▶ _Extracted information_:
※
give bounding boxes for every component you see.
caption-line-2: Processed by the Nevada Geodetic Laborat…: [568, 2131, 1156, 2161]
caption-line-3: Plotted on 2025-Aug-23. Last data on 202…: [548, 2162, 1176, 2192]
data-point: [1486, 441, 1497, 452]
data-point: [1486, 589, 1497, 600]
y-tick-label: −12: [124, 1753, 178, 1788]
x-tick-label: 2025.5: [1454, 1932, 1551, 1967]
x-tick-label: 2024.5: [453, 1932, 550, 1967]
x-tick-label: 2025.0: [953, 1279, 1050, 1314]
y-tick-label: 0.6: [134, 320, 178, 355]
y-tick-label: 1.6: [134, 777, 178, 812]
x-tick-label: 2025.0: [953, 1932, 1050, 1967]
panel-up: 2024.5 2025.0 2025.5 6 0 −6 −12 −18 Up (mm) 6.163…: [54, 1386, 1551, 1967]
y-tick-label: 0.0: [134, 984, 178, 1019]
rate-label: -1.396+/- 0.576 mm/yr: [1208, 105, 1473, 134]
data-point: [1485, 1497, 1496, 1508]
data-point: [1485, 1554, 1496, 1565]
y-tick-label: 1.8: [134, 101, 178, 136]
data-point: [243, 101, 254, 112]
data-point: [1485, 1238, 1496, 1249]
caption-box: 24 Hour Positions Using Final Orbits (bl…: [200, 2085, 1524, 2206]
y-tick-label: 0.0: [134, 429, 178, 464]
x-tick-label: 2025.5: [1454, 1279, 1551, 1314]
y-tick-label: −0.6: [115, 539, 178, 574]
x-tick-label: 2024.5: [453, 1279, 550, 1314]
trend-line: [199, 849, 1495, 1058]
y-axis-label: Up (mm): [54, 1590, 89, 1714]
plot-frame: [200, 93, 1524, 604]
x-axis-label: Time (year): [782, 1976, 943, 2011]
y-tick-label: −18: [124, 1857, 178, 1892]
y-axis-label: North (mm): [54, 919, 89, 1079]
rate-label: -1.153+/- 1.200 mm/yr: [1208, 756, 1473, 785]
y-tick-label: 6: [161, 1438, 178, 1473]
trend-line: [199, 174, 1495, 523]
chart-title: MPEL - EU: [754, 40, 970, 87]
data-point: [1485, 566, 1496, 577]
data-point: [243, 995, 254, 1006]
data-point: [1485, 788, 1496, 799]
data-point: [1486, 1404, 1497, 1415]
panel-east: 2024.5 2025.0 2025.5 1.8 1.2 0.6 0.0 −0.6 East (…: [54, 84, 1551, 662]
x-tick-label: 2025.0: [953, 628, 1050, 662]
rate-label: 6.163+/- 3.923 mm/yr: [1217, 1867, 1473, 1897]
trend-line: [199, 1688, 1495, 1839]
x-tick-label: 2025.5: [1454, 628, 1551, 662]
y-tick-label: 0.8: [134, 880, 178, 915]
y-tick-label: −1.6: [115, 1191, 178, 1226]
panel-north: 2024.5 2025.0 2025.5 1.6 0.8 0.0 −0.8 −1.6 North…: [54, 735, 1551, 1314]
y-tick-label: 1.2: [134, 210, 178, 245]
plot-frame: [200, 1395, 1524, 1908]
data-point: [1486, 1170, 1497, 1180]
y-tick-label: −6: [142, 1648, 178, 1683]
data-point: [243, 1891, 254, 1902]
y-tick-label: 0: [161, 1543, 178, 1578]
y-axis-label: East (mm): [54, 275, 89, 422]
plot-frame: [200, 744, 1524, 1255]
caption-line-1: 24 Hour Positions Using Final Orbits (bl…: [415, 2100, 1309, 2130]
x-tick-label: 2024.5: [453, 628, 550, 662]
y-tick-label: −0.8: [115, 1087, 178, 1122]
※
▶ _Your instructions_:
Reproduce the material above verbatim, keeping every line in its original order.

▶ _Answer for the task_:
give bounding boxes for every component you see.
caption-line-2: Processed by the Nevada Geodetic Laborat…: [568, 2131, 1156, 2161]
caption-line-3: Plotted on 2025-Aug-23. Last data on 202…: [548, 2162, 1176, 2192]
data-point: [1486, 441, 1497, 452]
data-point: [1486, 589, 1497, 600]
y-tick-label: −12: [124, 1753, 178, 1788]
x-tick-label: 2025.5: [1454, 1932, 1551, 1967]
x-tick-label: 2024.5: [453, 1932, 550, 1967]
x-tick-label: 2025.0: [953, 1279, 1050, 1314]
y-tick-label: 0.6: [134, 320, 178, 355]
y-tick-label: 1.6: [134, 777, 178, 812]
x-tick-label: 2025.0: [953, 1932, 1050, 1967]
panel-up: 2024.5 2025.0 2025.5 6 0 −6 −12 −18 Up (mm) 6.163…: [54, 1386, 1551, 1967]
y-tick-label: 0.0: [134, 984, 178, 1019]
rate-label: -1.396+/- 0.576 mm/yr: [1208, 105, 1473, 134]
data-point: [1485, 1497, 1496, 1508]
data-point: [1485, 1554, 1496, 1565]
y-tick-label: 1.8: [134, 101, 178, 136]
data-point: [243, 101, 254, 112]
data-point: [1485, 1238, 1496, 1249]
caption-box: 24 Hour Positions Using Final Orbits (bl…: [200, 2085, 1524, 2206]
y-tick-label: 0.0: [134, 429, 178, 464]
x-tick-label: 2025.5: [1454, 1279, 1551, 1314]
y-tick-label: −0.6: [115, 539, 178, 574]
x-tick-label: 2024.5: [453, 1279, 550, 1314]
trend-line: [199, 849, 1495, 1058]
y-axis-label: Up (mm): [54, 1590, 89, 1714]
plot-frame: [200, 93, 1524, 604]
x-axis-label: Time (year): [782, 1976, 943, 2011]
y-tick-label: −18: [124, 1857, 178, 1892]
y-axis-label: North (mm): [54, 919, 89, 1079]
rate-label: -1.153+/- 1.200 mm/yr: [1208, 756, 1473, 785]
y-tick-label: 6: [161, 1438, 178, 1473]
trend-line: [199, 174, 1495, 523]
chart-title: MPEL - EU: [754, 40, 970, 87]
data-point: [1485, 566, 1496, 577]
data-point: [243, 995, 254, 1006]
data-point: [1485, 788, 1496, 799]
data-point: [1486, 1404, 1497, 1415]
panel-east: 2024.5 2025.0 2025.5 1.8 1.2 0.6 0.0 −0.6 East (…: [54, 84, 1551, 662]
x-tick-label: 2025.0: [953, 628, 1050, 662]
rate-label: 6.163+/- 3.923 mm/yr: [1217, 1867, 1473, 1897]
trend-line: [199, 1688, 1495, 1839]
x-tick-label: 2025.5: [1454, 628, 1551, 662]
y-tick-label: 0.8: [134, 880, 178, 915]
y-tick-label: −1.6: [115, 1191, 178, 1226]
panel-north: 2024.5 2025.0 2025.5 1.6 0.8 0.0 −0.8 −1.6 North…: [54, 735, 1551, 1314]
y-tick-label: 1.2: [134, 210, 178, 245]
plot-frame: [200, 1395, 1524, 1908]
data-point: [1486, 1170, 1497, 1180]
y-tick-label: −6: [142, 1648, 178, 1683]
data-point: [243, 1891, 254, 1902]
y-tick-label: 0: [161, 1543, 178, 1578]
y-axis-label: East (mm): [54, 275, 89, 422]
plot-frame: [200, 744, 1524, 1255]
caption-line-1: 24 Hour Positions Using Final Orbits (bl…: [415, 2100, 1309, 2130]
x-tick-label: 2024.5: [453, 628, 550, 662]
y-tick-label: −0.8: [115, 1087, 178, 1122]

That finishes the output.